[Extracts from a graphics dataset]
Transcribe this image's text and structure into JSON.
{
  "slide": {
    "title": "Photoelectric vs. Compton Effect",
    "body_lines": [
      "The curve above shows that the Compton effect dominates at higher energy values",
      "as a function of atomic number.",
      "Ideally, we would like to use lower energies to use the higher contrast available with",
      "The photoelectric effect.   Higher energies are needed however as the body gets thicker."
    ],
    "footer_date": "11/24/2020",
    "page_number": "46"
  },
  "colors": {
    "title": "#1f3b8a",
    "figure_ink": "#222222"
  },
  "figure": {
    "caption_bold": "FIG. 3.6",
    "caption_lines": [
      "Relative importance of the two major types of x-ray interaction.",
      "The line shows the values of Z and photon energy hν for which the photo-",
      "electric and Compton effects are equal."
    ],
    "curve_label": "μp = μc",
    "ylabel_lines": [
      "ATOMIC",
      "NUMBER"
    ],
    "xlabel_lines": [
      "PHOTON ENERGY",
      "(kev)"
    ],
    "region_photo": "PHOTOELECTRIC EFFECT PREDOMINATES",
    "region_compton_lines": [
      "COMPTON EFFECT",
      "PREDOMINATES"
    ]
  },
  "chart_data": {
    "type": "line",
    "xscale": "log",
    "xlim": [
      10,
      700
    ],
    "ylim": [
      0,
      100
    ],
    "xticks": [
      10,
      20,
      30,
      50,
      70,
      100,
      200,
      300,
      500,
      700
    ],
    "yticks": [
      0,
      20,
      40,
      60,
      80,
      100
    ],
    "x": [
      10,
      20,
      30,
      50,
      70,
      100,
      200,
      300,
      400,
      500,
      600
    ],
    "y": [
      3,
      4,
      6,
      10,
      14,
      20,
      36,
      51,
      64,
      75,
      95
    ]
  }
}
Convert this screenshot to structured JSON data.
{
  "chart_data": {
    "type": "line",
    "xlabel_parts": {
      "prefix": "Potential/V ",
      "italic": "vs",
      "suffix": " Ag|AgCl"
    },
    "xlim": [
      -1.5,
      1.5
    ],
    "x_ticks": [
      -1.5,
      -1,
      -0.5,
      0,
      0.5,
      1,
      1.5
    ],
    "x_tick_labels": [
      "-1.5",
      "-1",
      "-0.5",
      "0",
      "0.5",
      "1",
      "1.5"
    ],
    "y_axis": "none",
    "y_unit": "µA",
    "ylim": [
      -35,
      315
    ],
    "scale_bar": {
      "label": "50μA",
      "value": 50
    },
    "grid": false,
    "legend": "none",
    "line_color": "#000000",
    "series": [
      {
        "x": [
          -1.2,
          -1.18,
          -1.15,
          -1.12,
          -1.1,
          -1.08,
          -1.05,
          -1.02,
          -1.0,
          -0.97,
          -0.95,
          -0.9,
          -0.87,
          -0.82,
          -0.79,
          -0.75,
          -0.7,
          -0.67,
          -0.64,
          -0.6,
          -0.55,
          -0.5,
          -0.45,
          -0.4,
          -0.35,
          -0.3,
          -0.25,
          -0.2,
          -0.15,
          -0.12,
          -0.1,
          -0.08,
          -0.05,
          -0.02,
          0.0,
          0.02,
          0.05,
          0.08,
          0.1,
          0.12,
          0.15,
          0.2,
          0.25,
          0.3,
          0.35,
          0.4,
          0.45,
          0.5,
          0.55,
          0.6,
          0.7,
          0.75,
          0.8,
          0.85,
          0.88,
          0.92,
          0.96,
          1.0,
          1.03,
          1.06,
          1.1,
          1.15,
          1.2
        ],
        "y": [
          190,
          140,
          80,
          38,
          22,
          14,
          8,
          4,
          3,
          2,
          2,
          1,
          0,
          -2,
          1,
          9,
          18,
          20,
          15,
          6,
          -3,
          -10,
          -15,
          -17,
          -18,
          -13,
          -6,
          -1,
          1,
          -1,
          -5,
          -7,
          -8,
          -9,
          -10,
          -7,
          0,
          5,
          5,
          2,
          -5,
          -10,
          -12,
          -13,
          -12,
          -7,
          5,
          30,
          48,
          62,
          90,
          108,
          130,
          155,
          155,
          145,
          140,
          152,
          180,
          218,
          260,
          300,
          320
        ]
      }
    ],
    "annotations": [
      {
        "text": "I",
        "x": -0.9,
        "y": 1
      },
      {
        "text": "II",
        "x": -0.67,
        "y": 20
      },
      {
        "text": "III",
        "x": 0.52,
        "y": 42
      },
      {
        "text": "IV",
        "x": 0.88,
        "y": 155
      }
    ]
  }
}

(Exercise brief):
Transcribe all the entries, keeping each one exactly as it is.

(Task result):
Transcribe this image's text and structure into JSON.
{
  "slide": {
    "title": "Photoelectric vs. Compton Effect",
    "body_lines": [
      "The curve above shows that the Compton effect dominates at higher energy values",
      "as a function of atomic number.",
      "Ideally, we would like to use lower energies to use the higher contrast available with",
      "The photoelectric effect.   Higher energies are needed however as the body gets thicker."
    ],
    "footer_date": "11/24/2020",
    "page_number": "46"
  },
  "colors": {
    "title": "#1f3b8a",
    "figure_ink": "#222222"
  },
  "figure": {
    "caption_bold": "FIG. 3.6",
    "caption_lines": [
      "Relative importance of the two major types of x-ray interaction.",
      "The line shows the values of Z and photon energy hν for which the photo-",
      "electric and Compton effects are equal."
    ],
    "curve_label": "μp = μc",
    "ylabel_lines": [
      "ATOMIC",
      "NUMBER"
    ],
    "xlabel_lines": [
      "PHOTON ENERGY",
      "(kev)"
    ],
    "region_photo": "PHOTOELECTRIC EFFECT PREDOMINATES",
    "region_compton_lines": [
      "COMPTON EFFECT",
      "PREDOMINATES"
    ]
  },
  "chart_data": {
    "type": "line",
    "xscale": "log",
    "xlim": [
      10,
      700
    ],
    "ylim": [
      0,
      100
    ],
    "xticks": [
      10,
      20,
      30,
      50,
      70,
      100,
      200,
      300,
      500,
      700
    ],
    "yticks": [
      0,
      20,
      40,
      60,
      80,
      100
    ],
    "x": [
      10,
      20,
      30,
      50,
      70,
      100,
      200,
      300,
      400,
      500,
      600
    ],
    "y": [
      3,
      4,
      6,
      10,
      14,
      20,
      36,
      51,
      64,
      75,
      95
    ]
  }
}
Convert this screenshot to structured JSON data.
{
  "chart_data": {
    "type": "line",
    "xlabel_parts": {
      "prefix": "Potential/V ",
      "italic": "vs",
      "suffix": " Ag|AgCl"
    },
    "xlim": [
      -1.5,
      1.5
    ],
    "x_ticks": [
      -1.5,
      -1,
      -0.5,
      0,
      0.5,
      1,
      1.5
    ],
    "x_tick_labels": [
      "-1.5",
      "-1",
      "-0.5",
      "0",
      "0.5",
      "1",
      "1.5"
    ],
    "y_axis": "none",
    "y_unit": "µA",
    "ylim": [
      -35,
      315
    ],
    "scale_bar": {
      "label": "50μA",
      "value": 50
    },
    "grid": false,
    "legend": "none",
    "line_color": "#000000",
    "series": [
      {
        "x": [
          -1.2,
          -1.18,
          -1.15,
          -1.12,
          -1.1,
          -1.08,
          -1.05,
          -1.02,
          -1.0,
          -0.97,
          -0.95,
          -0.9,
          -0.87,
          -0.82,
          -0.79,
          -0.75,
          -0.7,
          -0.67,
          -0.64,
          -0.6,
          -0.55,
          -0.5,
          -0.45,
          -0.4,
          -0.35,
          -0.3,
          -0.25,
          -0.2,
          -0.15,
          -0.12,
          -0.1,
          -0.08,
          -0.05,
          -0.02,
          0.0,
          0.02,
          0.05,
          0.08,
          0.1,
          0.12,
          0.15,
          0.2,
          0.25,
          0.3,
          0.35,
          0.4,
          0.45,
          0.5,
          0.55,
          0.6,
          0.7,
          0.75,
          0.8,
          0.85,
          0.88,
          0.92,
          0.96,
          1.0,
          1.03,
          1.06,
          1.1,
          1.15,
          1.2
        ],
        "y": [
          190,
          140,
          80,
          38,
          22,
          14,
          8,
          4,
          3,
          2,
          2,
          1,
          0,
          -2,
          1,
          9,
          18,
          20,
          15,
          6,
          -3,
          -10,
          -15,
          -17,
          -18,
          -13,
          -6,
          -1,
          1,
          -1,
          -5,
          -7,
          -8,
          -9,
          -10,
          -7,
          0,
          5,
          5,
          2,
          -5,
          -10,
          -12,
          -13,
          -12,
          -7,
          5,
          30,
          48,
          62,
          90,
          108,
          130,
          155,
          155,
          145,
          140,
          152,
          180,
          218,
          260,
          300,
          320
        ]
      }
    ],
    "annotations": [
      {
        "text": "I",
        "x": -0.9,
        "y": 1
      },
      {
        "text": "II",
        "x": -0.67,
        "y": 20
      },
      {
        "text": "III",
        "x": 0.52,
        "y": 42
      },
      {
        "text": "IV",
        "x": 0.88,
        "y": 155
      }
    ]
  }
}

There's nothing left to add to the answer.